Material to process:
((
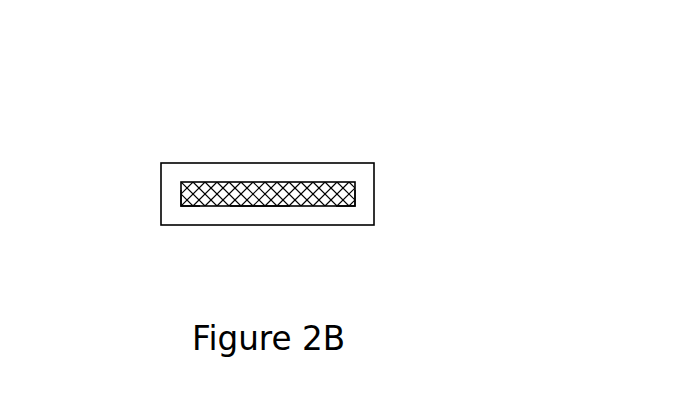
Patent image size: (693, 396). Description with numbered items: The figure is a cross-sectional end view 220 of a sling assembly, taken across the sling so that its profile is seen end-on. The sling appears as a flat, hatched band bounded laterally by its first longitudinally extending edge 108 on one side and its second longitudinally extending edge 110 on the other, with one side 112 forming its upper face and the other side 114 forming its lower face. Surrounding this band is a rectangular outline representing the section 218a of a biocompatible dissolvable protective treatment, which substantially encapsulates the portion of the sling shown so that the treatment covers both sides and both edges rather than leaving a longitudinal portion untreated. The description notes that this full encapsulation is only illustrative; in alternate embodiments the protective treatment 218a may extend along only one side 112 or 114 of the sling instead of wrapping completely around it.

The section of protective treatment 218a is at (163, 173).
The first side of sling 112 is at (288, 182).
The first longitudinally extending edge 108 is at (181, 205).
The second longitudinally extending edge 110 is at (355, 205).
The second side of sling 114 is at (258, 205).
The cross-sectional end view 220 is at (493, 98).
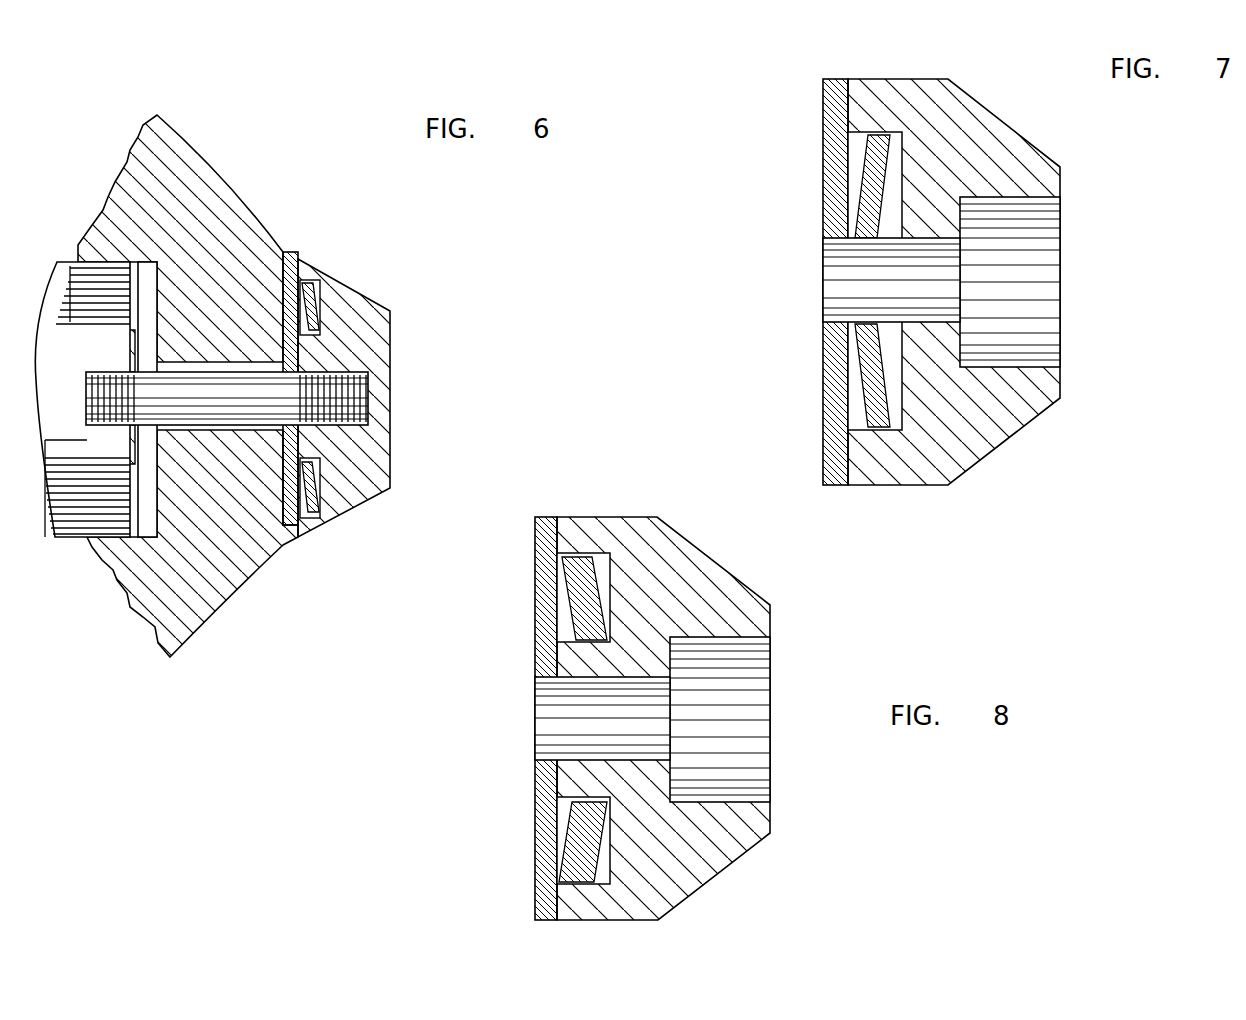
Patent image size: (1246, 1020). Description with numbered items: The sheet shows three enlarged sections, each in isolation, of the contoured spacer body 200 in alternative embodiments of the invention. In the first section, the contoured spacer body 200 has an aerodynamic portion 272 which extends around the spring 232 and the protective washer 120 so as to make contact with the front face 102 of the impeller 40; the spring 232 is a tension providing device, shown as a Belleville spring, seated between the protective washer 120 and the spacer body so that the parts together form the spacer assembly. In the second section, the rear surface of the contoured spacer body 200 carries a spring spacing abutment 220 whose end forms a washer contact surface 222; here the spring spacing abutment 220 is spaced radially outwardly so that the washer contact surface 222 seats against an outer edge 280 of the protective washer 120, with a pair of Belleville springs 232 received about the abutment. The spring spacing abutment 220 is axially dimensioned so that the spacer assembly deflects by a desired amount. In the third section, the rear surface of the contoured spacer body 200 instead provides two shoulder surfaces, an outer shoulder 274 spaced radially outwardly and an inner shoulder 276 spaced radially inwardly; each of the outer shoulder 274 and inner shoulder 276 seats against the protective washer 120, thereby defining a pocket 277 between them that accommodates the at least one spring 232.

In FIG. 6, the impeller 40 is at (127, 200).
In FIG. 6, the front face 102 is at (233, 596).
In FIG. 6, the protective washer 120 is at (322, 492).
In FIG. 7, the protective washer 120 is at (900, 284).
In FIG. 8, the protective washer 120 is at (610, 704).
In FIG. 6, the contoured spacer body 200 is at (320, 353).
In FIG. 6, the spring 232 is at (320, 311).
In FIG. 7, the spring 232 is at (867, 413).
In FIG. 8, the spring 232 is at (555, 871).
In FIG. 6, the aerodynamic portion 272 is at (298, 270).
In FIG. 7, the spring spacing abutment 220 is at (870, 465).
In FIG. 7, the washer contact surface 222 is at (837, 100).
In FIG. 7, the outer edge 280 is at (850, 112).
In FIG. 8, the outer shoulder 274 is at (583, 520).
In FIG. 8, the inner shoulder 276 is at (583, 678).
In FIG. 8, the pocket 277 is at (583, 847).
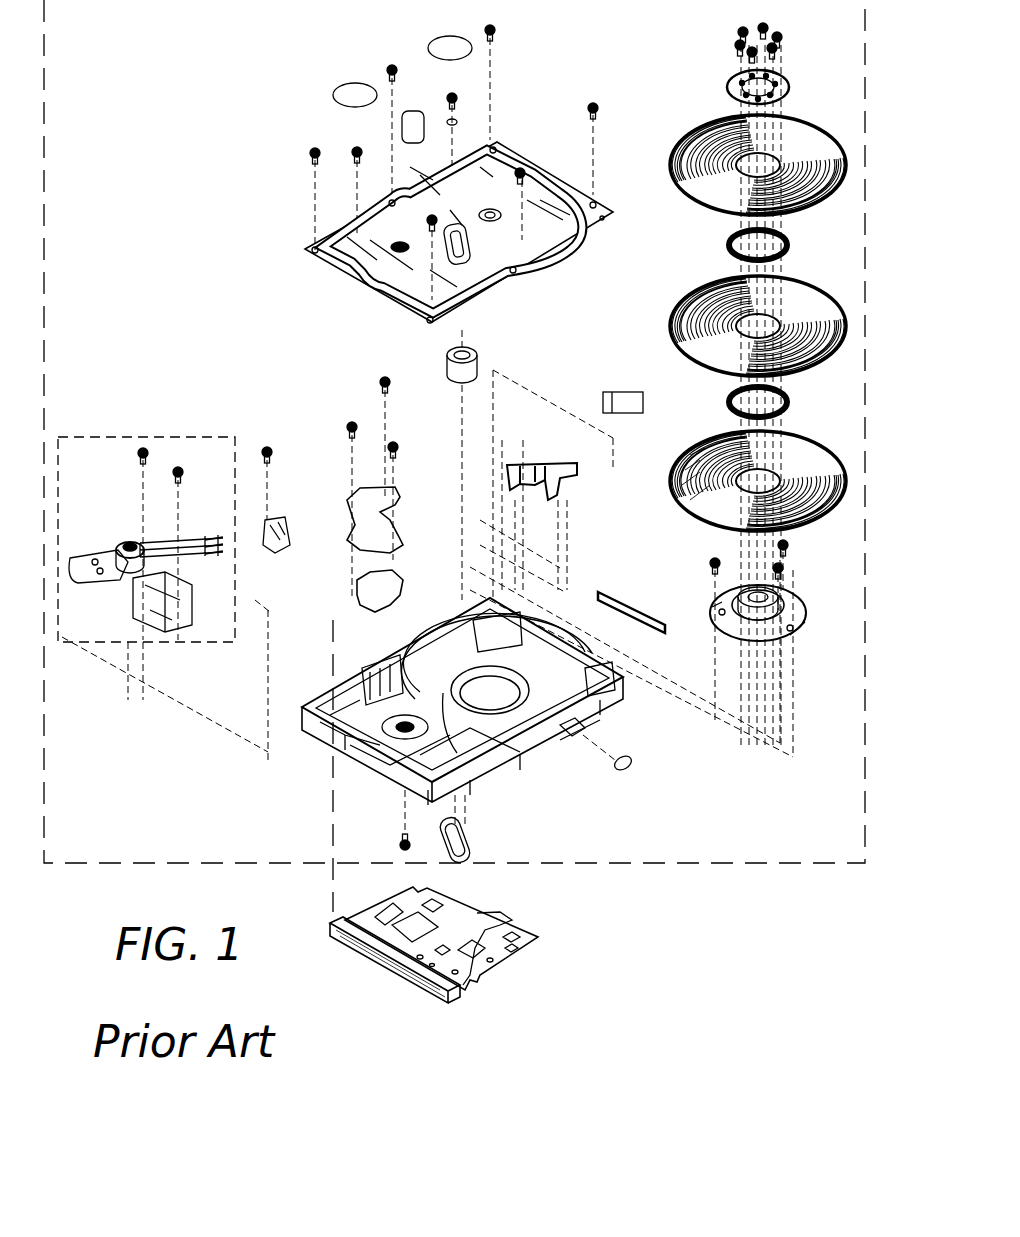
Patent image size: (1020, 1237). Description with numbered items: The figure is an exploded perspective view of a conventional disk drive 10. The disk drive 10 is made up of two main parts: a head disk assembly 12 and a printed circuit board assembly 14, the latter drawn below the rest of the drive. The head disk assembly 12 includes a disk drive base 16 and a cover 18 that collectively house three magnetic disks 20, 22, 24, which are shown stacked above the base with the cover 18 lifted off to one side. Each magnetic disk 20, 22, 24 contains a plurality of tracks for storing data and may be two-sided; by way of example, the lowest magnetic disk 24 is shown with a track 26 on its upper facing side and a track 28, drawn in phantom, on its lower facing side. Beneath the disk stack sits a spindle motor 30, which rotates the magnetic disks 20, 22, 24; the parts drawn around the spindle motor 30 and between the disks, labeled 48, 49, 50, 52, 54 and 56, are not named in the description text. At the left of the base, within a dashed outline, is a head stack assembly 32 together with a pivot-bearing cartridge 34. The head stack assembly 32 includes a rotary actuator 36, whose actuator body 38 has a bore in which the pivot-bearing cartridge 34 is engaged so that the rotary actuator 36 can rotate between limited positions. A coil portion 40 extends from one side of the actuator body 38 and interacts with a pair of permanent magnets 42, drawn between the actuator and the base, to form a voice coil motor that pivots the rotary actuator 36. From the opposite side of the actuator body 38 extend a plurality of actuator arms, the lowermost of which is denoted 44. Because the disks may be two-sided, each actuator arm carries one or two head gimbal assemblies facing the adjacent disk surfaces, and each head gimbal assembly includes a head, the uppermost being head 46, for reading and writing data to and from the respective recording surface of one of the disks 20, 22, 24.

The disk drive 10 is at (721, 892).
The head disk assembly 12 is at (600, 866).
The printed circuit board assembly 14 is at (485, 972).
The disk drive base 16 is at (513, 768).
The cover 18 is at (583, 237).
The magnetic disk 20 is at (700, 138).
The magnetic disk 22 is at (700, 298).
The magnetic disk 24 is at (746, 485).
The track 26 is at (805, 510).
The track 28 is at (692, 448).
The spindle motor 30 is at (743, 610).
The head stack assembly 32 is at (146, 518).
The pivot-bearing cartridge 34 is at (135, 543).
The rotary actuator 36 is at (128, 545).
The actuator body 38 is at (120, 550).
The coil portion 40 is at (88, 580).
The permanent magnets 42 is at (350, 515).
The actuator arm 44 is at (170, 565).
The head 46 is at (218, 538).
The motor flange 48 is at (720, 616).
The spindle hub 49 is at (758, 630).
The motor base 50 is at (805, 617).
The disk spacer 52 is at (728, 402).
The disk spacer 54 is at (728, 245).
The disk clamp 56 is at (735, 80).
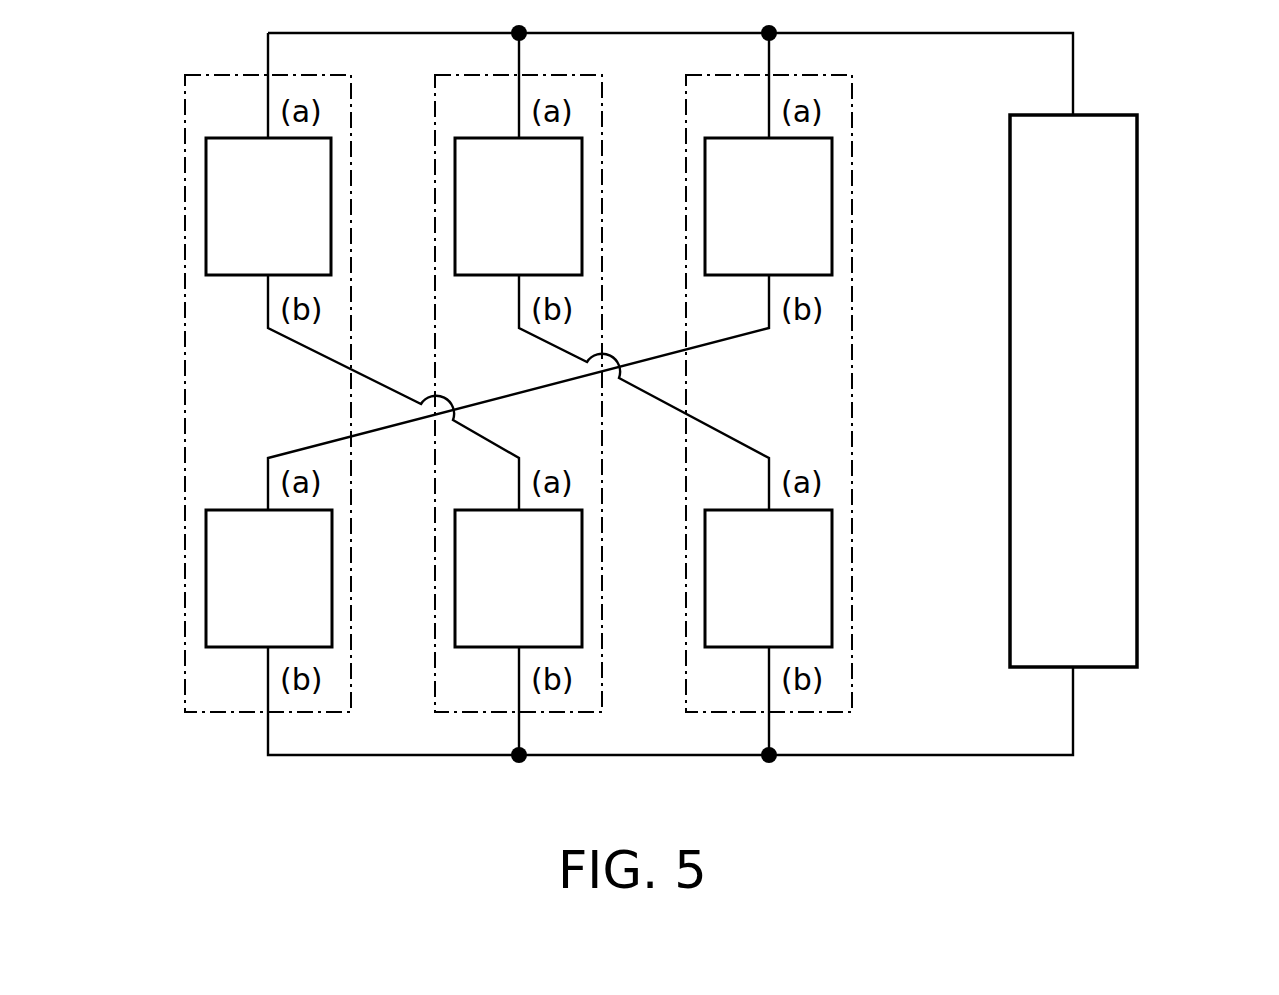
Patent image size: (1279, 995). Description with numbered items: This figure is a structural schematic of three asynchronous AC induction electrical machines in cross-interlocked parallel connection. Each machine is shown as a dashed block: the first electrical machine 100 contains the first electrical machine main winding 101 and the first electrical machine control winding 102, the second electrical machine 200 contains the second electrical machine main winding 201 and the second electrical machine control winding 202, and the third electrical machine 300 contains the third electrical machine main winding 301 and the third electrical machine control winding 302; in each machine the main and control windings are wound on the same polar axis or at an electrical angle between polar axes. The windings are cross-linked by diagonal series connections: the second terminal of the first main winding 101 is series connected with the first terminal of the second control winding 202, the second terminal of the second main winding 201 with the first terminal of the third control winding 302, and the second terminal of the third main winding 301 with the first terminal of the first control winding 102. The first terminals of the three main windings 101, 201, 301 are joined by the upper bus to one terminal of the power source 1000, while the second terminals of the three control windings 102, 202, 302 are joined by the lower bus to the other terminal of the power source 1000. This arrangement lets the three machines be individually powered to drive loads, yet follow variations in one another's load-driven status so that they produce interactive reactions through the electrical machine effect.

The first electrical machine 100 is at (185, 373).
The first electrical machine main winding 101 is at (206, 210).
The first electrical machine control winding 102 is at (206, 583).
The second electrical machine 200 is at (602, 328).
The second electrical machine main winding 201 is at (582, 167).
The second electrical machine control winding 202 is at (582, 557).
The third electrical machine 300 is at (852, 350).
The third electrical machine main winding 301 is at (832, 165).
The third electrical machine control winding 302 is at (832, 557).
The power source 1000 is at (1137, 433).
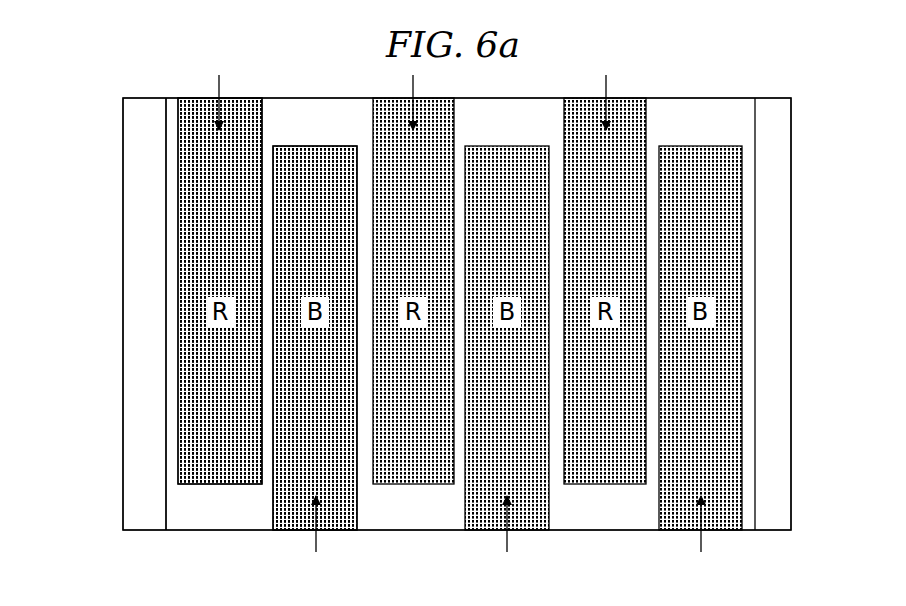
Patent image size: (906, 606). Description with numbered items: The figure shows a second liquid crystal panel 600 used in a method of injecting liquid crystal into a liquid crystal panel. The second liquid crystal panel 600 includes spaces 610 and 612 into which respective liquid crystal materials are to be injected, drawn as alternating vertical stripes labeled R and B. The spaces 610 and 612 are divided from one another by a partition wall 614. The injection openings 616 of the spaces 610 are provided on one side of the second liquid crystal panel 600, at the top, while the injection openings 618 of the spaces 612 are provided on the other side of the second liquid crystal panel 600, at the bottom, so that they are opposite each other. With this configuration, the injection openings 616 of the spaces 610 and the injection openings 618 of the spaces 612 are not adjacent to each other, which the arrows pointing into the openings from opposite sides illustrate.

The second liquid crystal panel 600 is at (104, 232).
The spaces 610 is at (213, 278).
The spaces 612 is at (317, 358).
The partition wall 614 is at (313, 113).
The injection openings 616 is at (193, 112).
The injection openings 618 is at (288, 515).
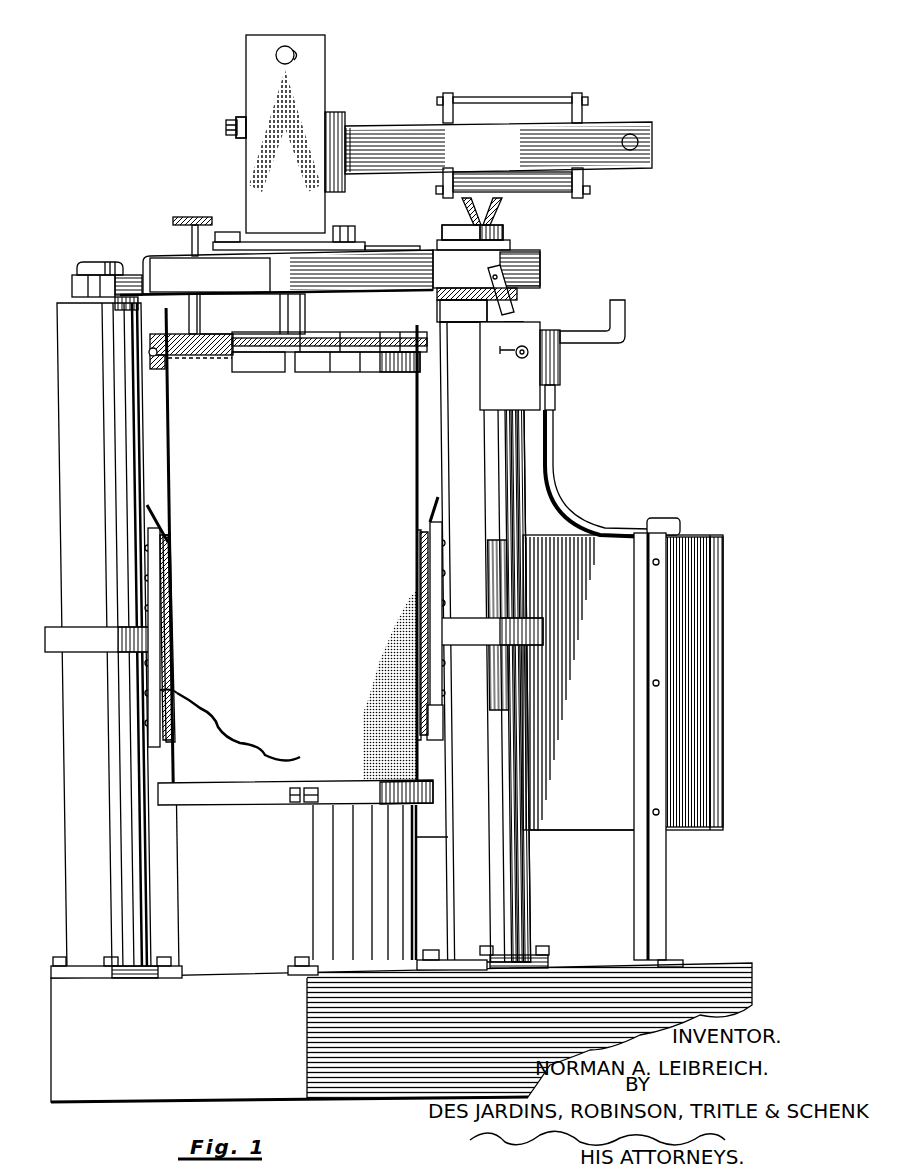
))
Request: Could you convert the rows into a numbered list, starting with the line that contains "Patent image size: (906, 606)." and going on through the end of the rows, with blank lines skipped and the pictures left out?

Exercise answer:
1. Patent image size: (906, 606). Description with numbered items: The figure shows a second liquid crystal panel 600 used in a method of injecting liquid crystal into a liquid crystal panel. The second liquid crystal panel 600 includes spaces 610 and 612 into which respective liquid crystal materials are to be injected, drawn as alternating vertical stripes labeled R and B. The spaces 610 and 612 are divided from one another by a partition wall 614. The injection openings 616 of the spaces 610 are provided on one side of the second liquid crystal panel 600, at the top, while the injection openings 618 of the spaces 612 are provided on the other side of the second liquid crystal panel 600, at the bottom, so that they are opposite each other. With this configuration, the injection openings 616 of the spaces 610 and the injection openings 618 of the spaces 612 are not adjacent to each other, which the arrows pointing into the openings from opposite sides illustrate.
2. The second liquid crystal panel 600 is at (104, 232).
3. The spaces 610 is at (213, 278).
4. The spaces 612 is at (317, 358).
5. The partition wall 614 is at (313, 113).
6. The injection openings 616 is at (193, 112).
7. The injection openings 618 is at (288, 515).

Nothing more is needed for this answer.